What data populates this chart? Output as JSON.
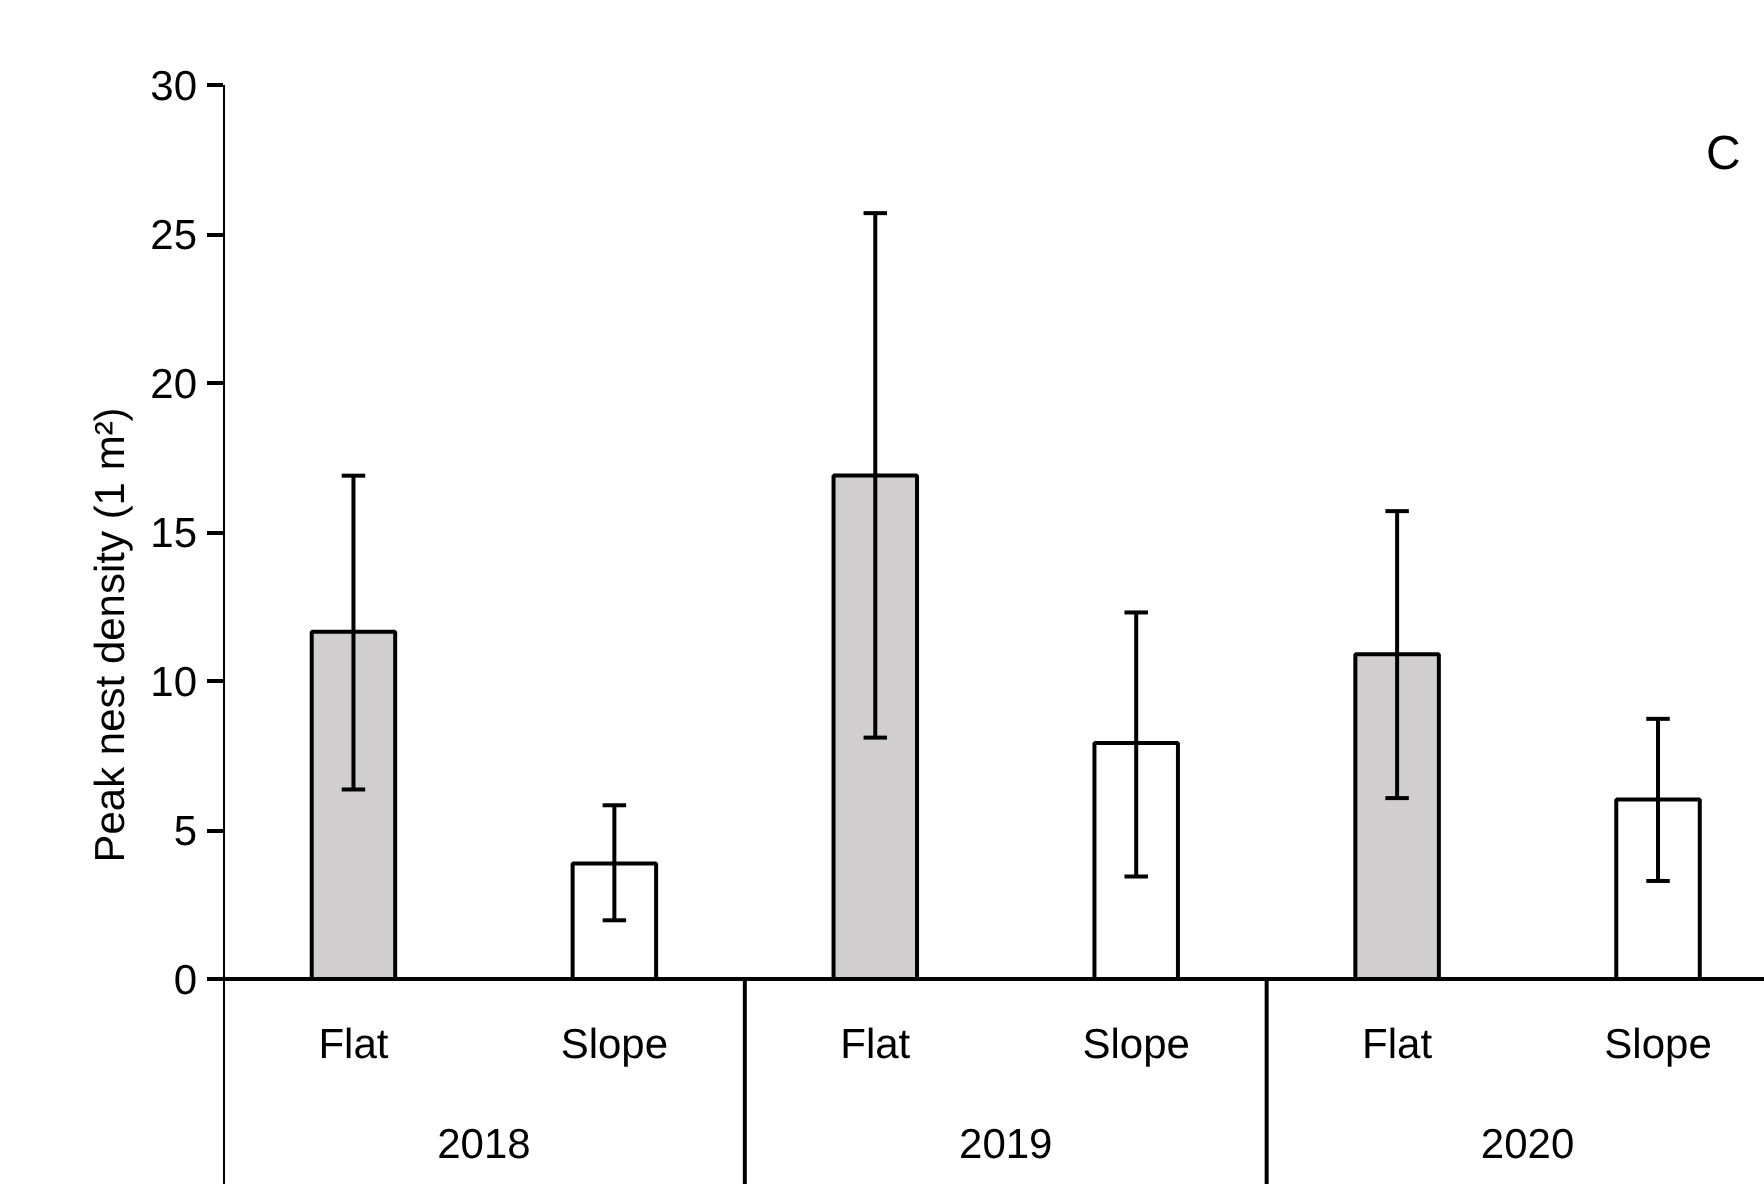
{
  "chart_data": {
    "type": "bar",
    "ylabel": "Peak nest density (1 m²)",
    "categories": [
      "Flat",
      "Slope",
      "Flat",
      "Slope",
      "Flat",
      "Slope"
    ],
    "values": [
      11.65,
      3.88,
      16.9,
      7.92,
      10.9,
      6.02
    ],
    "colors": [
      "#d0cece",
      "#ffffff",
      "#d0cece",
      "#ffffff",
      "#d0cece",
      "#ffffff"
    ],
    "errors": [
      [
        6.36,
        16.89
      ],
      [
        1.97,
        5.83
      ],
      [
        8.1,
        25.7
      ],
      [
        3.44,
        12.3
      ],
      [
        6.07,
        15.7
      ],
      [
        3.29,
        8.73
      ]
    ],
    "annotations": [
      "C",
      "2018",
      "2019",
      "2020"
    ],
    "ylim": [
      0,
      30
    ],
    "yticks": [
      0,
      5,
      10,
      15,
      20,
      25,
      30
    ],
    "grid": false
  }
}
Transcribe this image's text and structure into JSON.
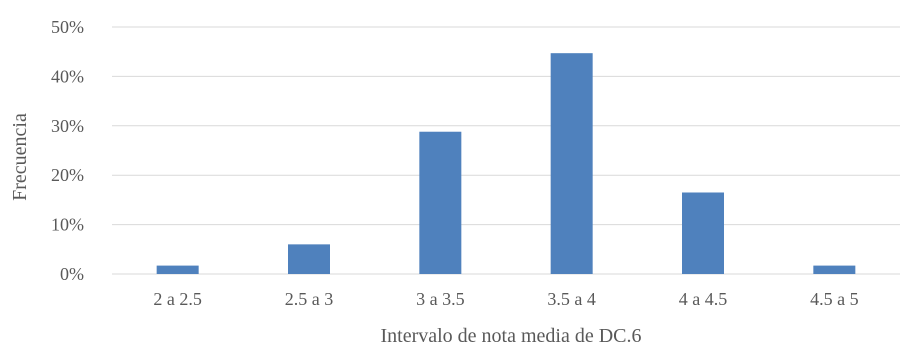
{
  "chart_data": {
    "type": "bar",
    "categories": [
      "2 a 2.5",
      "2.5 a 3",
      "3 a 3.5",
      "3.5 a 4",
      "4 a 4.5",
      "4.5 a 5"
    ],
    "values": [
      1.7,
      6.0,
      28.8,
      44.7,
      16.5,
      1.7
    ],
    "value_unit": "%",
    "xlabel": "Intervalo de nota media de DC.6",
    "ylabel": "Frecuencia",
    "ylim": [
      0,
      50
    ],
    "yticks": [
      0,
      10,
      20,
      30,
      40,
      50
    ],
    "ytick_labels": [
      "0%",
      "10%",
      "20%",
      "30%",
      "40%",
      "50%"
    ],
    "grid": true,
    "legend": "none",
    "bar_color": "#4F81BD",
    "grid_color": "#D9D9D9"
  }
}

::::::::

**INSTRUCTION:**
Without the pictures, restate all the entries above exactly.

**PROBLEM SOLUTION:**
What data populates this chart? Output as JSON.
{
  "chart_data": {
    "type": "bar",
    "ylabel": "Peak nest density (1 m²)",
    "categories": [
      "Flat",
      "Slope",
      "Flat",
      "Slope",
      "Flat",
      "Slope"
    ],
    "values": [
      11.65,
      3.88,
      16.9,
      7.92,
      10.9,
      6.02
    ],
    "colors": [
      "#d0cece",
      "#ffffff",
      "#d0cece",
      "#ffffff",
      "#d0cece",
      "#ffffff"
    ],
    "errors": [
      [
        6.36,
        16.89
      ],
      [
        1.97,
        5.83
      ],
      [
        8.1,
        25.7
      ],
      [
        3.44,
        12.3
      ],
      [
        6.07,
        15.7
      ],
      [
        3.29,
        8.73
      ]
    ],
    "annotations": [
      "C",
      "2018",
      "2019",
      "2020"
    ],
    "ylim": [
      0,
      30
    ],
    "yticks": [
      0,
      5,
      10,
      15,
      20,
      25,
      30
    ],
    "grid": false
  }
}
Transcribe this image's text and structure into JSON.
{
  "chart_data": {
    "type": "bar",
    "categories": [
      "2 a 2.5",
      "2.5 a 3",
      "3 a 3.5",
      "3.5 a 4",
      "4 a 4.5",
      "4.5 a 5"
    ],
    "values": [
      1.7,
      6.0,
      28.8,
      44.7,
      16.5,
      1.7
    ],
    "value_unit": "%",
    "xlabel": "Intervalo de nota media de DC.6",
    "ylabel": "Frecuencia",
    "ylim": [
      0,
      50
    ],
    "yticks": [
      0,
      10,
      20,
      30,
      40,
      50
    ],
    "ytick_labels": [
      "0%",
      "10%",
      "20%",
      "30%",
      "40%",
      "50%"
    ],
    "grid": true,
    "legend": "none",
    "bar_color": "#4F81BD",
    "grid_color": "#D9D9D9"
  }
}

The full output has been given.